═══ Seção de texto ═══

O preço de ser um galgo na Espanha

O preço de ser um galgo na Espanha
O preço de ser um galgo na Espanha.

Com o final da temporada de caça, muitos destes cães terminam em canis e, os mais desafortunados, acabam atropelados, pendurados em árvores ou jogados vivos em poços.

Em sua velocidade está o seu valor, mas também seu destino. A raça do cão mais veloz é uma das mais cobiçadas para a caça na Espanha. Entretanto, a velocidade do galgo é como uma faca de dois gumes: quando já não correm com o mesmo desempenho, milhares de galgos são abandonados a própria sorte, destinados a centros de animais para serem sacrificados, ou mortos cruelmente pendurados em árvores ou jogados vivos em poços, como ocorreu há alguns meses em uma localidade de Sevilha.

É o estigma de uma das raças mais tradicionais na Espanha, uma chaga que se torna ainda mais visível especialmente no mês de fevereiro, com o final da temporada de caça. É a temida época das eliminações, quando os caçadores decidem os animais que “servem” e que, portanto, merecem continuar com eles por mais uma temporada.

═══ Dados fornecidos ═══

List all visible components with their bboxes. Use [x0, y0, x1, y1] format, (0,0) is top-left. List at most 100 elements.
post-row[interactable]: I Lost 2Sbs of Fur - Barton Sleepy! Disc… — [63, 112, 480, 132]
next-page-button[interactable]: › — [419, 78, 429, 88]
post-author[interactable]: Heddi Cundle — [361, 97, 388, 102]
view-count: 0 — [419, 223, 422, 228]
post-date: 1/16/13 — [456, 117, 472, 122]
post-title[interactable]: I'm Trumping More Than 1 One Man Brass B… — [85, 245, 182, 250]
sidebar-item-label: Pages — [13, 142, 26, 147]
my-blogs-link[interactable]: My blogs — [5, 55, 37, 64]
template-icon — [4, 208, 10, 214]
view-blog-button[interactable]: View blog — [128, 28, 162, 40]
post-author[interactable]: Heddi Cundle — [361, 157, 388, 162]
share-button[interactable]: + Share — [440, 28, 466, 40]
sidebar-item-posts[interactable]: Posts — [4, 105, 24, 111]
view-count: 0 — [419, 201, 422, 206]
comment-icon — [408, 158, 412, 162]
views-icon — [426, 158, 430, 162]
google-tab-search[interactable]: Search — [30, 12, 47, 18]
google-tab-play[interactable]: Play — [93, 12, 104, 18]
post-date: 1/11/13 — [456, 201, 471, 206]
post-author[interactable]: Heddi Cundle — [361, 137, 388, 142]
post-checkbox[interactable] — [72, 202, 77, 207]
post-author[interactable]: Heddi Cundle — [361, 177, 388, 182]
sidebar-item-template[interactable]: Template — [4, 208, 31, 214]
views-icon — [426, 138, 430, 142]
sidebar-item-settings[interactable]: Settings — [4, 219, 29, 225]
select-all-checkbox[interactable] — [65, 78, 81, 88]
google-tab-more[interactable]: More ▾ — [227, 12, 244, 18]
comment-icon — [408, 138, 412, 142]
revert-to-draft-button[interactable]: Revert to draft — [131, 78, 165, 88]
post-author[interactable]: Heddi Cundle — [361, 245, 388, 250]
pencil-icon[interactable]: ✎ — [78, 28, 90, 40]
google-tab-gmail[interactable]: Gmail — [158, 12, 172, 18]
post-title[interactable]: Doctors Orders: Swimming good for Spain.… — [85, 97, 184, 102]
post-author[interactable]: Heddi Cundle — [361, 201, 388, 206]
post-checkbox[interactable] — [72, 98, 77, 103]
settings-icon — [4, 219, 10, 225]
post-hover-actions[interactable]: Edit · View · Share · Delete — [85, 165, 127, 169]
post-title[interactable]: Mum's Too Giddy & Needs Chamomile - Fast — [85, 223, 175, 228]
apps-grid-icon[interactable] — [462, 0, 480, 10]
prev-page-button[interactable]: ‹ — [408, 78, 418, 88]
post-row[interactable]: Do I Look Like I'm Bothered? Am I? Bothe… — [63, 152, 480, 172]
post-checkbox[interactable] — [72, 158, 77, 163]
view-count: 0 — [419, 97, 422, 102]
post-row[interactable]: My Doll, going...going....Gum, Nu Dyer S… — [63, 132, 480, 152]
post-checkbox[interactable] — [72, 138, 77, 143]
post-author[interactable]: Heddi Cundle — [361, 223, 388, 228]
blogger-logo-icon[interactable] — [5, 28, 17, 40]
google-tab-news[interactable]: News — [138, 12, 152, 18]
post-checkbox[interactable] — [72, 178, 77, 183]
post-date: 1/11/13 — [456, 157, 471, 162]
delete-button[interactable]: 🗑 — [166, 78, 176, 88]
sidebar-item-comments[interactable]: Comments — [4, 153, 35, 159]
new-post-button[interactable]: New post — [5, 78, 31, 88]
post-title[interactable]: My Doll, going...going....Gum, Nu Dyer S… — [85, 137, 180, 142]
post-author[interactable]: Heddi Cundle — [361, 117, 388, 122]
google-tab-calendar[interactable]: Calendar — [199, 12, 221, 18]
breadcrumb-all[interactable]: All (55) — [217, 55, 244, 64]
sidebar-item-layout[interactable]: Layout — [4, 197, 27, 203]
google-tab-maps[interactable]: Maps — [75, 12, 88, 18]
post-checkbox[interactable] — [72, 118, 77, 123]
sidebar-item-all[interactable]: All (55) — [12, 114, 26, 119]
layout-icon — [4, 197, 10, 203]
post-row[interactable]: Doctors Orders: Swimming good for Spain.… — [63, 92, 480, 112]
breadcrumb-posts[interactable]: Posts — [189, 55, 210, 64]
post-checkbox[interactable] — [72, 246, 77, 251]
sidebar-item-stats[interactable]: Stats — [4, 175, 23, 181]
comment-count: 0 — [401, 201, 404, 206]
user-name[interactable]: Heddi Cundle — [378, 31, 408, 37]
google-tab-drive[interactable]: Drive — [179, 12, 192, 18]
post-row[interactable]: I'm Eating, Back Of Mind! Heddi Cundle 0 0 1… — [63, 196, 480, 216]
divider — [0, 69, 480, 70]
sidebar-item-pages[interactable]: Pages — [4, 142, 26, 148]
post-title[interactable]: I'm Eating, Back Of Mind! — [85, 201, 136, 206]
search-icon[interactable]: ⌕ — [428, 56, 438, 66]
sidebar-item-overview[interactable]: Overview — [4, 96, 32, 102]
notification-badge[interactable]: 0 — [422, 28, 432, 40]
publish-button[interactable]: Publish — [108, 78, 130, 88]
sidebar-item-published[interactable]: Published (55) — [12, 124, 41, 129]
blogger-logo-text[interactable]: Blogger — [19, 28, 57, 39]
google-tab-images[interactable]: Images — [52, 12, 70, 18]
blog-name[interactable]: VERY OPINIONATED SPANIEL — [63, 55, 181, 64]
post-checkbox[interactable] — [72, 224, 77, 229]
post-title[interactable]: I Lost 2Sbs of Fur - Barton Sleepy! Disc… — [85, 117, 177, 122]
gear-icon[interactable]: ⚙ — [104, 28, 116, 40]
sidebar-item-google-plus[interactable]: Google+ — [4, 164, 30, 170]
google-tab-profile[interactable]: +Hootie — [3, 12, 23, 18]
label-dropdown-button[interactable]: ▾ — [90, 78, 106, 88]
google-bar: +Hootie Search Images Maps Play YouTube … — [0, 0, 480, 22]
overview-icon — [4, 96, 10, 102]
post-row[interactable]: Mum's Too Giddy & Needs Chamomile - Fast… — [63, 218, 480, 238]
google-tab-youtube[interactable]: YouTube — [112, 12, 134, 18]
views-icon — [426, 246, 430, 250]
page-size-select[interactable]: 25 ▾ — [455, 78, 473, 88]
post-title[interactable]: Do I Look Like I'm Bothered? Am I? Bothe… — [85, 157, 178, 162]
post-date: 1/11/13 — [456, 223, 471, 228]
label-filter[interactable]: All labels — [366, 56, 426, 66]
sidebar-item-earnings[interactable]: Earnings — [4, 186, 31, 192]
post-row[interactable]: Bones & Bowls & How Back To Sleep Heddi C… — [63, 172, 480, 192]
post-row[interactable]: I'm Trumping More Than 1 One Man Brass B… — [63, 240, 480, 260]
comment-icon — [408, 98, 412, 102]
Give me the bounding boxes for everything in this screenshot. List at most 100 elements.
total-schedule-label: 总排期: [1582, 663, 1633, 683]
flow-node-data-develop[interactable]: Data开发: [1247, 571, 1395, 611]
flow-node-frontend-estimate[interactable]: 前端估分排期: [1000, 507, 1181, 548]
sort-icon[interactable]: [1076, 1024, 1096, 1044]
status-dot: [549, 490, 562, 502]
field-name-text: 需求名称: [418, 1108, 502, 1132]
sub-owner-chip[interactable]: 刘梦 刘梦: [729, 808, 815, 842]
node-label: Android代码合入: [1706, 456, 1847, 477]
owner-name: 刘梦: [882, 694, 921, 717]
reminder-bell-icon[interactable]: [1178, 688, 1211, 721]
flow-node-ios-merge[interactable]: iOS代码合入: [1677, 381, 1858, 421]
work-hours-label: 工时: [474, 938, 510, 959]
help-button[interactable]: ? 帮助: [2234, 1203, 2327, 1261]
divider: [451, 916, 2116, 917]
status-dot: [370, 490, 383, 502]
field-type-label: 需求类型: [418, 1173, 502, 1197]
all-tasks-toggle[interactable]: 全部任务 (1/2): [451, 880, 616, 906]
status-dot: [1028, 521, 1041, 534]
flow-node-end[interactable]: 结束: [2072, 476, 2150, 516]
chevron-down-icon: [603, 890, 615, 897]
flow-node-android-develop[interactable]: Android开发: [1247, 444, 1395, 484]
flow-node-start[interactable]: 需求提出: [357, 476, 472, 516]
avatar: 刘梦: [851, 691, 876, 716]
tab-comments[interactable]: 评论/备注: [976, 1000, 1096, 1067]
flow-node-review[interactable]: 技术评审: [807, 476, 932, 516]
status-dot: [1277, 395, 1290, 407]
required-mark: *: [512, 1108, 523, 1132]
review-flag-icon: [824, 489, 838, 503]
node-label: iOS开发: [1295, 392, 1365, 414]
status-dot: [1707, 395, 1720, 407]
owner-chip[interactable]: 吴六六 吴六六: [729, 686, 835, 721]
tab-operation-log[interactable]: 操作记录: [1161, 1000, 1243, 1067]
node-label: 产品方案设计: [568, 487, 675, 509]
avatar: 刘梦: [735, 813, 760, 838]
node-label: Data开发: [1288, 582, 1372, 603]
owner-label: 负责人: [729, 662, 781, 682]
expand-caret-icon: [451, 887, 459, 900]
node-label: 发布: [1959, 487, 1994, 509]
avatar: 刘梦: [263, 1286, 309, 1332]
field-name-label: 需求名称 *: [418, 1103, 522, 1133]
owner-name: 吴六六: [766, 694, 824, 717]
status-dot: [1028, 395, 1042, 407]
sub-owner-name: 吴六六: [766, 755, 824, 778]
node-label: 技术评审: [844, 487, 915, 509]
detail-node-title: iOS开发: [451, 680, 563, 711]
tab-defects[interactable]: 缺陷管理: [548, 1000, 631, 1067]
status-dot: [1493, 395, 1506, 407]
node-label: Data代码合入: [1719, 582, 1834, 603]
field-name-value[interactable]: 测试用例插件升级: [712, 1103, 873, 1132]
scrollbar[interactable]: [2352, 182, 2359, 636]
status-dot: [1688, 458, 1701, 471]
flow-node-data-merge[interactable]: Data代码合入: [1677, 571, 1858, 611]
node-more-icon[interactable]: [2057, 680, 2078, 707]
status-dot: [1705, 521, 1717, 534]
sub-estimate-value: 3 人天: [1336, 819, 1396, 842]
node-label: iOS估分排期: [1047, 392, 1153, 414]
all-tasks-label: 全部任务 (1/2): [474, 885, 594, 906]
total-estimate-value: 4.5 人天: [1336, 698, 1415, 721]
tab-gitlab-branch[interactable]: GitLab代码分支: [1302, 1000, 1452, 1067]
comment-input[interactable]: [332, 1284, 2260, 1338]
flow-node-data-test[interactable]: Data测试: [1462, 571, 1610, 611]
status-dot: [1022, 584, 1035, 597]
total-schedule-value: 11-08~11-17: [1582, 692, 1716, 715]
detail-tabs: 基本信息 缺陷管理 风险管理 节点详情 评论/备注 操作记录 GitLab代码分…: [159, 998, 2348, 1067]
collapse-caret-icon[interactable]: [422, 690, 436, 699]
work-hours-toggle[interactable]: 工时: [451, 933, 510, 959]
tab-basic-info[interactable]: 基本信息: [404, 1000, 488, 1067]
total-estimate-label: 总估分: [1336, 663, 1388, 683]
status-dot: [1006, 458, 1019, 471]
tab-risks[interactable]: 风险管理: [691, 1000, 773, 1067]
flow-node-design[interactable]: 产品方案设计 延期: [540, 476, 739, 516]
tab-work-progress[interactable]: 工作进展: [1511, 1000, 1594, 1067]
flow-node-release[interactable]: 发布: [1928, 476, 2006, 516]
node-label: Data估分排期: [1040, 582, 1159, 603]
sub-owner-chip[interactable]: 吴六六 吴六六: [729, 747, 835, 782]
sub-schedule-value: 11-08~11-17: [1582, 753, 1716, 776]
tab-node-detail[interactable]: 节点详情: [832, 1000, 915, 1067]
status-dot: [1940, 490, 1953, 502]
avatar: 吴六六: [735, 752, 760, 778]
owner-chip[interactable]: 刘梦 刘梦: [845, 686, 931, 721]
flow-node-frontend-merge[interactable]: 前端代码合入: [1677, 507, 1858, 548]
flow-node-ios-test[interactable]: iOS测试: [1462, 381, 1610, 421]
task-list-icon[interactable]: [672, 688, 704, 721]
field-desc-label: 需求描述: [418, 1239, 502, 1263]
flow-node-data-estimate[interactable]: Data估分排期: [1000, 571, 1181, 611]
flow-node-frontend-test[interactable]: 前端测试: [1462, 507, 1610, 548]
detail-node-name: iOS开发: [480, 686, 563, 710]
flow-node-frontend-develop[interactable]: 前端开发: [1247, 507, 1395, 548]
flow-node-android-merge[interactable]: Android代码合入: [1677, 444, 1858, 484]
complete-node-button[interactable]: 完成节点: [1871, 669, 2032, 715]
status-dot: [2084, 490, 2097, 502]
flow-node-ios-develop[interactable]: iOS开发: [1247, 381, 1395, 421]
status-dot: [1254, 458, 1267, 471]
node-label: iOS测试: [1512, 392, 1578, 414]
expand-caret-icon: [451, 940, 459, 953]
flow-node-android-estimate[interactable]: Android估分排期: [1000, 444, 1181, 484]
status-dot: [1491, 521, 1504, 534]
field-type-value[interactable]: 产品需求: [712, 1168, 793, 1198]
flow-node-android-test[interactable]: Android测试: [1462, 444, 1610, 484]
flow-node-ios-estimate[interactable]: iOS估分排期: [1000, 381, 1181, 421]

═══

| Atividade 1 |
Devolva o trecho do texto sobre os galgos que vai de "É o estigma" até "mais uma temporada.", incluindo essas palavras.
| Atividade 2 |
Responda a estas perguntas sobre o texto dos galgos na Espanha:
(a) Onde terminam muitos desses cães com o final da temporada de caça?
(b) A que o texto compara a velocidade do galgo?
(c) Em que mês a situação se torna ainda mais visível?
As linhas formam um material à parte, separado do texto.

| Resposta 1 |
É o estigma de uma das raças mais tradicionais na Espanha, uma chaga que se torna ainda mais visível especialmente no mês de fevereiro, com o final da temporada de caça. É a temida época das eliminações, quando os caçadores decidem os animais que “servem” e que, portanto, merecem continuar com eles por mais uma temporada.

| Resposta 2 |
(a) Em canis.
(b) A uma faca de dois gumes.
(c) Em fevereiro.